▶ _Work instructions_: How many lines of the data hold the word "this"? State the number and nothing else.

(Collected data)

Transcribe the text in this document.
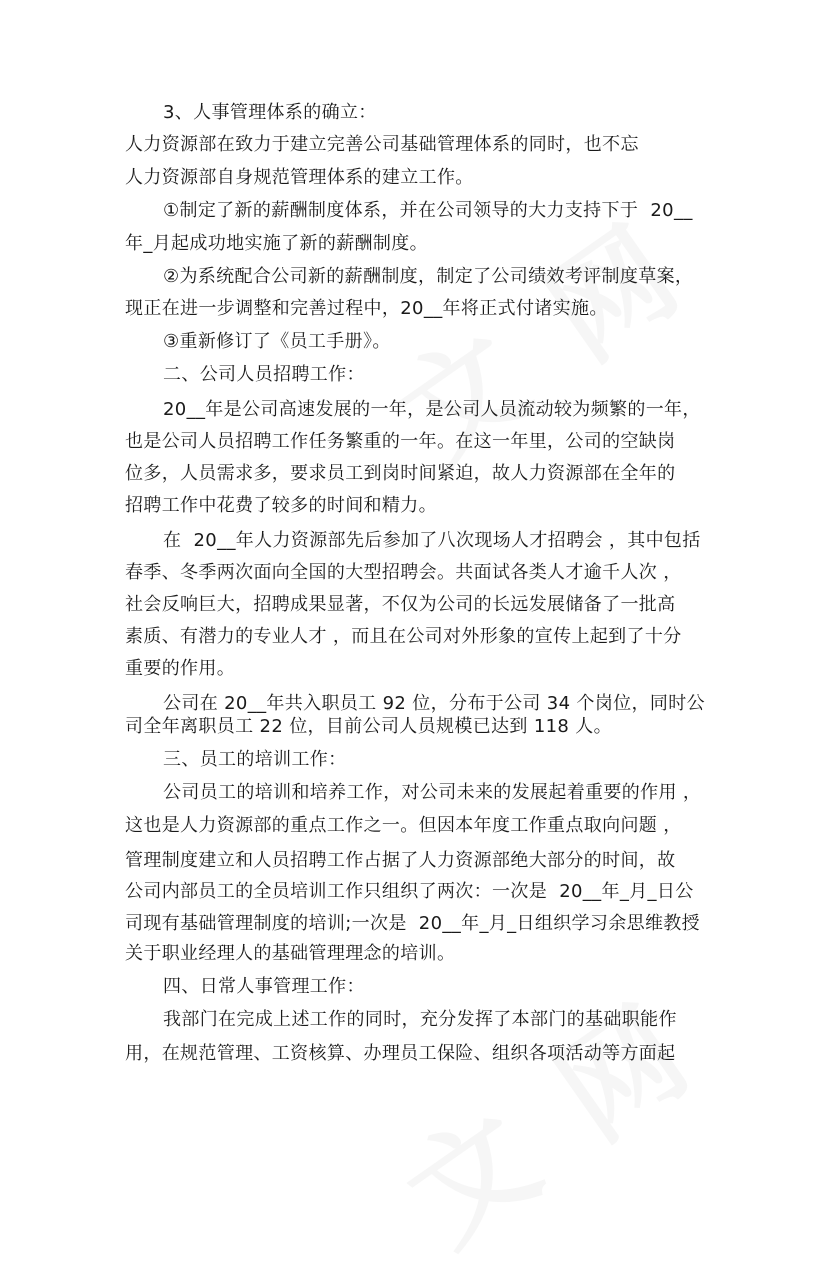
3、人事管理体系的确立：

人力资源部在致力于建立完善公司基础管理体系的同时，也不忘

人力资源部自身规范管理体系的建立工作。

①制定了新的薪酬制度体系，并在公司领导的大力支持下于  20__

年_月起成功地实施了新的薪酬制度。

②为系统配合公司新的薪酬制度，制定了公司绩效考评制度草案，

现正在进一步调整和完善过程中，20__年将正式付诸实施。

③重新修订了《员工手册》。

二、公司人员招聘工作：

20__年是公司高速发展的一年，是公司人员流动较为频繁的一年，

也是公司人员招聘工作任务繁重的一年。在这一年里，公司的空缺岗

位多，人员需求多，要求员工到岗时间紧迫，故人力资源部在全年的

招聘工作中花费了较多的时间和精力。

在  20__年人力资源部先后参加了八次现场人才招聘会 ，其中包括

春季、冬季两次面向全国的大型招聘会。共面试各类人才逾千人次 ，

社会反响巨大，招聘成果显著，不仅为公司的长远发展储备了一批高

素质、有潜力的专业人才 ，而且在公司对外形象的宣传上起到了十分

重要的作用。

公司在 20__年共入职员工 92 位，分布于公司 34 个岗位，同时公

司全年离职员工 22 位，目前公司人员规模已达到 118 人。

三、员工的培训工作：

公司员工的培训和培养工作，对公司未来的发展起着重要的作用 ，

这也是人力资源部的重点工作之一。但因本年度工作重点取向问题 ，

管理制度建立和人员招聘工作占据了人力资源部绝大部分的时间，故

公司内部员工的全员培训工作只组织了两次：一次是  20__年_月_日公

司现有基础管理制度的培训;一次是  20__年_月_日组织学习余思维教授

关于职业经理人的基础管理理念的培训。

四、日常人事管理工作：

我部门在完成上述工作的同时，充分发挥了本部门的基础职能作

用，在规范管理、工资核算、办理员工保险、组织各项活动等方面起
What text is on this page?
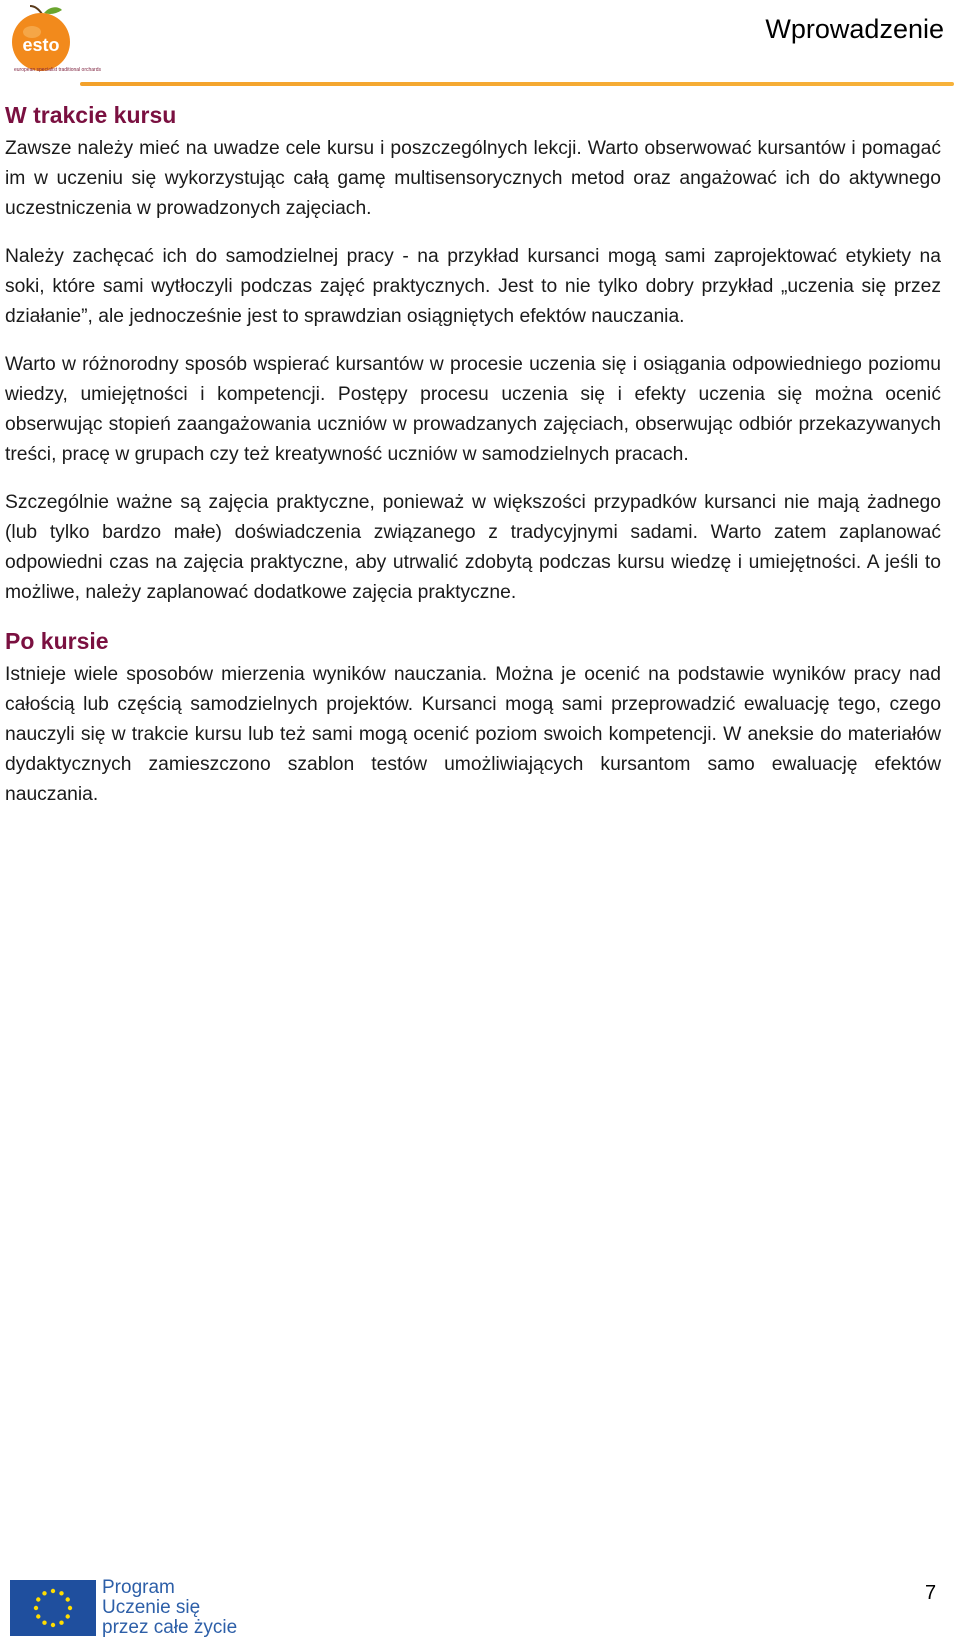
esto
european specialist traditional orchards
Wprowadzenie
W trakcie kursu

Zawsze należy mieć na uwadze cele kursu i poszczególnych lekcji. Warto obserwować kursantów i pomagać im w uczeniu się wykorzystując całą gamę multisensorycznych metod oraz angażować ich do aktywnego uczestniczenia w prowadzonych zajęciach.

Należy zachęcać ich do samodzielnej pracy - na przykład kursanci mogą sami zaprojektować etykiety na soki, które sami wytłoczyli podczas zajęć praktycznych. Jest to nie tylko dobry przykład „uczenia się przez działanie”, ale jednocześnie jest to sprawdzian osiągniętych efektów nauczania.

Warto w różnorodny sposób wspierać kursantów w procesie uczenia się i osiągania odpowiedniego poziomu wiedzy, umiejętności i kompetencji. Postępy procesu uczenia się i efekty uczenia się można ocenić obserwując stopień zaangażowania uczniów w prowadzanych zajęciach, obserwując odbiór przekazywanych treści, pracę w grupach czy też kreatywność uczniów w samodzielnych pracach.

Szczególnie ważne są zajęcia praktyczne, ponieważ w większości przypadków kursanci nie mają żadnego (lub tylko bardzo małe) doświadczenia związanego z tradycyjnymi sadami. Warto zatem zaplanować odpowiedni czas na zajęcia praktyczne, aby utrwalić zdobytą podczas kursu wiedzę i umiejętności. A jeśli to możliwe, należy zaplanować dodatkowe zajęcia praktyczne.

Po kursie

Istnieje wiele sposobów mierzenia wyników nauczania. Można je ocenić na podstawie wyników pracy nad całością lub częścią samodzielnych projektów. Kursanci mogą sami przeprowadzić ewaluację tego, czego nauczyli się w trakcie kursu lub też sami mogą ocenić poziom swoich kompetencji. W aneksie do materiałów dydaktycznych zamieszczono szablon testów umożliwiających kursantom samo ewaluację efektów nauczania.

Program
Uczenie się
przez całe życie
7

▶ _Finished task_: 2